## THE PROBLEM
Please write out the complete listing that follows, exactly as it reads.

## AVAILABLE DATA
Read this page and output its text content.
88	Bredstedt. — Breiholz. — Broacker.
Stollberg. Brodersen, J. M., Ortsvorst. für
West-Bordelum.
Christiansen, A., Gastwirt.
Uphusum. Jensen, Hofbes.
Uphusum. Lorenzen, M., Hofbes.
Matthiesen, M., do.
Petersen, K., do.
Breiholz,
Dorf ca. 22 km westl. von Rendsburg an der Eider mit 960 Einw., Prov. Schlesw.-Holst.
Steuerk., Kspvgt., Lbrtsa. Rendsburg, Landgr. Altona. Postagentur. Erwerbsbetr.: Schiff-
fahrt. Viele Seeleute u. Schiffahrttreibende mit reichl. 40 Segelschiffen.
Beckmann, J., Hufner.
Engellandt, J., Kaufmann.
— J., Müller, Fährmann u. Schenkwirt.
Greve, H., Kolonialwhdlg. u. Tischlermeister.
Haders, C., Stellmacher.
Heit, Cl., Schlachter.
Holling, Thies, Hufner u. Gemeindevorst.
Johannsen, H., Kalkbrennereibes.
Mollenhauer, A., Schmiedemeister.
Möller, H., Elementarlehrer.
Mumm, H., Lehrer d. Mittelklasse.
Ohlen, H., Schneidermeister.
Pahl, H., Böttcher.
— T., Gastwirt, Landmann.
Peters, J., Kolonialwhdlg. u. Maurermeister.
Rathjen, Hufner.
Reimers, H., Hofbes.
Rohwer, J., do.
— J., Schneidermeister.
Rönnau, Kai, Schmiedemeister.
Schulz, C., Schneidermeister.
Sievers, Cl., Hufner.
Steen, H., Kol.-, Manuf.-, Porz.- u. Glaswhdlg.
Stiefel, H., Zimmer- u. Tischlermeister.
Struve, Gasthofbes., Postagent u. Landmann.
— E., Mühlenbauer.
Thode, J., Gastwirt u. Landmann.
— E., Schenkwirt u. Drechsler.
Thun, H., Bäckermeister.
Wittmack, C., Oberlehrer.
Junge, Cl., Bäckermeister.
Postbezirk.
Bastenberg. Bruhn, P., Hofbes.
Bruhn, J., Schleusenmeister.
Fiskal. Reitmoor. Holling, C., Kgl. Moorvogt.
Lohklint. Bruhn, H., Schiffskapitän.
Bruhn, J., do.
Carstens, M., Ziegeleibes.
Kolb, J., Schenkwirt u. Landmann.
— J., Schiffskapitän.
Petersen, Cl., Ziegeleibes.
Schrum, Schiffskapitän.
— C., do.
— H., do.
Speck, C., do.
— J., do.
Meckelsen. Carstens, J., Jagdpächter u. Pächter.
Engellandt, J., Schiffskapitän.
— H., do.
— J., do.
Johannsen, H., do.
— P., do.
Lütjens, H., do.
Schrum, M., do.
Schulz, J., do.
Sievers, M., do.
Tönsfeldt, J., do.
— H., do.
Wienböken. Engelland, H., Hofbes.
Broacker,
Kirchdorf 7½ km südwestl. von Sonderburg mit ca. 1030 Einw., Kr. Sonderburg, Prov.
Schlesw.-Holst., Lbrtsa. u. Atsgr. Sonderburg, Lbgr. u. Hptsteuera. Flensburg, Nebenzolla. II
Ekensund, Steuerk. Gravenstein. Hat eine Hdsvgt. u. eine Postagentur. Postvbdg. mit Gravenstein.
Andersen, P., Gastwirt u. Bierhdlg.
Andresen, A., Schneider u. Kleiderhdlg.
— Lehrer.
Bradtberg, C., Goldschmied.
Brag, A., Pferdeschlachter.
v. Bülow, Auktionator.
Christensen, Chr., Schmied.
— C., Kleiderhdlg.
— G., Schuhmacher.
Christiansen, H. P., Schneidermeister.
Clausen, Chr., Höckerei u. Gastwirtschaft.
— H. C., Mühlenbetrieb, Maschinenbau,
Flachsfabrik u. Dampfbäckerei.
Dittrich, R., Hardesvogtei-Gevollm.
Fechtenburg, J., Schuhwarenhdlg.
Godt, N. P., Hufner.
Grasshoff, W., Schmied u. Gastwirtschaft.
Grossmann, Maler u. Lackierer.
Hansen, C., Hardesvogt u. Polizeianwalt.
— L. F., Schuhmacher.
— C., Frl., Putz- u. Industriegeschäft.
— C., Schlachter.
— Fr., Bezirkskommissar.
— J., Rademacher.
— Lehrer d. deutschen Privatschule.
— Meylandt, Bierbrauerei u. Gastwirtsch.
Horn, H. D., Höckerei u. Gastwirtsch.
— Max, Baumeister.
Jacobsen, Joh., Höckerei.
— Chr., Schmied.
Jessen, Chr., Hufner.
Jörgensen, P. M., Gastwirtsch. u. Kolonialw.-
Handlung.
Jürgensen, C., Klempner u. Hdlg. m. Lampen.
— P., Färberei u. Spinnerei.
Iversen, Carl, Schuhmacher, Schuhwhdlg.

## EXPECTED OUTPUT
Read this page and output its text content.
88	Bredstedt. — Breiholz. — Broacker.
Stollberg. Brodersen, J. M., Ortsvorst. für
West-Bordelum.
Christiansen, A., Gastwirt.
Uphusum. Jensen, Hofbes.
Uphusum. Lorenzen, M., Hofbes.
Matthiesen, M., do.
Petersen, K., do.
Breiholz,
Dorf ca. 22 km westl. von Rendsburg an der Eider mit 960 Einw., Prov. Schlesw.-Holst.
Steuerk., Kspvgt., Lbrtsa. Rendsburg, Landgr. Altona. Postagentur. Erwerbsbetr.: Schiff-
fahrt. Viele Seeleute u. Schiffahrttreibende mit reichl. 40 Segelschiffen.
Beckmann, J., Hufner.
Engellandt, J., Kaufmann.
— J., Müller, Fährmann u. Schenkwirt.
Greve, H., Kolonialwhdlg. u. Tischlermeister.
Haders, C., Stellmacher.
Heit, Cl., Schlachter.
Holling, Thies, Hufner u. Gemeindevorst.
Johannsen, H., Kalkbrennereibes.
Mollenhauer, A., Schmiedemeister.
Möller, H., Elementarlehrer.
Mumm, H., Lehrer d. Mittelklasse.
Ohlen, H., Schneidermeister.
Pahl, H., Böttcher.
— T., Gastwirt, Landmann.
Peters, J., Kolonialwhdlg. u. Maurermeister.
Rathjen, Hufner.
Reimers, H., Hofbes.
Rohwer, J., do.
— J., Schneidermeister.
Rönnau, Kai, Schmiedemeister.
Schulz, C., Schneidermeister.
Sievers, Cl., Hufner.
Steen, H., Kol.-, Manuf.-, Porz.- u. Glaswhdlg.
Stiefel, H., Zimmer- u. Tischlermeister.
Struve, Gasthofbes., Postagent u. Landmann.
— E., Mühlenbauer.
Thode, J., Gastwirt u. Landmann.
— E., Schenkwirt u. Drechsler.
Thun, H., Bäckermeister.
Wittmack, C., Oberlehrer.
Junge, Cl., Bäckermeister.
Postbezirk.
Bastenberg. Bruhn, P., Hofbes.
Bruhn, J., Schleusenmeister.
Fiskal. Reitmoor. Holling, C., Kgl. Moorvogt.
Lohklint. Bruhn, H., Schiffskapitän.
Bruhn, J., do.
Carstens, M., Ziegeleibes.
Kolb, J., Schenkwirt u. Landmann.
— J., Schiffskapitän.
Petersen, Cl., Ziegeleibes.
Schrum, Schiffskapitän.
— C., do.
— H., do.
Speck, C., do.
— J., do.
Meckelsen. Carstens, J., Jagdpächter u. Pächter.
Engellandt, J., Schiffskapitän.
— H., do.
— J., do.
Johannsen, H., do.
— P., do.
Lütjens, H., do.
Schrum, M., do.
Schulz, J., do.
Sievers, M., do.
Tönsfeldt, J., do.
— H., do.
Wienböken. Engelland, H., Hofbes.
Broacker,
Kirchdorf 7½ km südwestl. von Sonderburg mit ca. 1030 Einw., Kr. Sonderburg, Prov.
Schlesw.-Holst., Lbrtsa. u. Atsgr. Sonderburg, Lbgr. u. Hptsteuera. Flensburg, Nebenzolla. II
Ekensund, Steuerk. Gravenstein. Hat eine Hdsvgt. u. eine Postagentur. Postvbdg. mit Gravenstein.
Andersen, P., Gastwirt u. Bierhdlg.
Andresen, A., Schneider u. Kleiderhdlg.
— Lehrer.
Bradtberg, C., Goldschmied.
Brag, A., Pferdeschlachter.
v. Bülow, Auktionator.
Christensen, Chr., Schmied.
— C., Kleiderhdlg.
— G., Schuhmacher.
Christiansen, H. P., Schneidermeister.
Clausen, Chr., Höckerei u. Gastwirtschaft.
— H. C., Mühlenbetrieb, Maschinenbau,
Flachsfabrik u. Dampfbäckerei.
Dittrich, R., Hardesvogtei-Gevollm.
Fechtenburg, J., Schuhwarenhdlg.
Godt, N. P., Hufner.
Grasshoff, W., Schmied u. Gastwirtschaft.
Grossmann, Maler u. Lackierer.
Hansen, C., Hardesvogt u. Polizeianwalt.
— L. F., Schuhmacher.
— C., Frl., Putz- u. Industriegeschäft.
— C., Schlachter.
— Fr., Bezirkskommissar.
— J., Rademacher.
— Lehrer d. deutschen Privatschule.
— Meylandt, Bierbrauerei u. Gastwirtsch.
Horn, H. D., Höckerei u. Gastwirtsch.
— Max, Baumeister.
Jacobsen, Joh., Höckerei.
— Chr., Schmied.
Jessen, Chr., Hufner.
Jörgensen, P. M., Gastwirtsch. u. Kolonialw.-
Handlung.
Jürgensen, C., Klempner u. Hdlg. m. Lampen.
— P., Färberei u. Spinnerei.
Iversen, Carl, Schuhmacher, Schuhwhdlg.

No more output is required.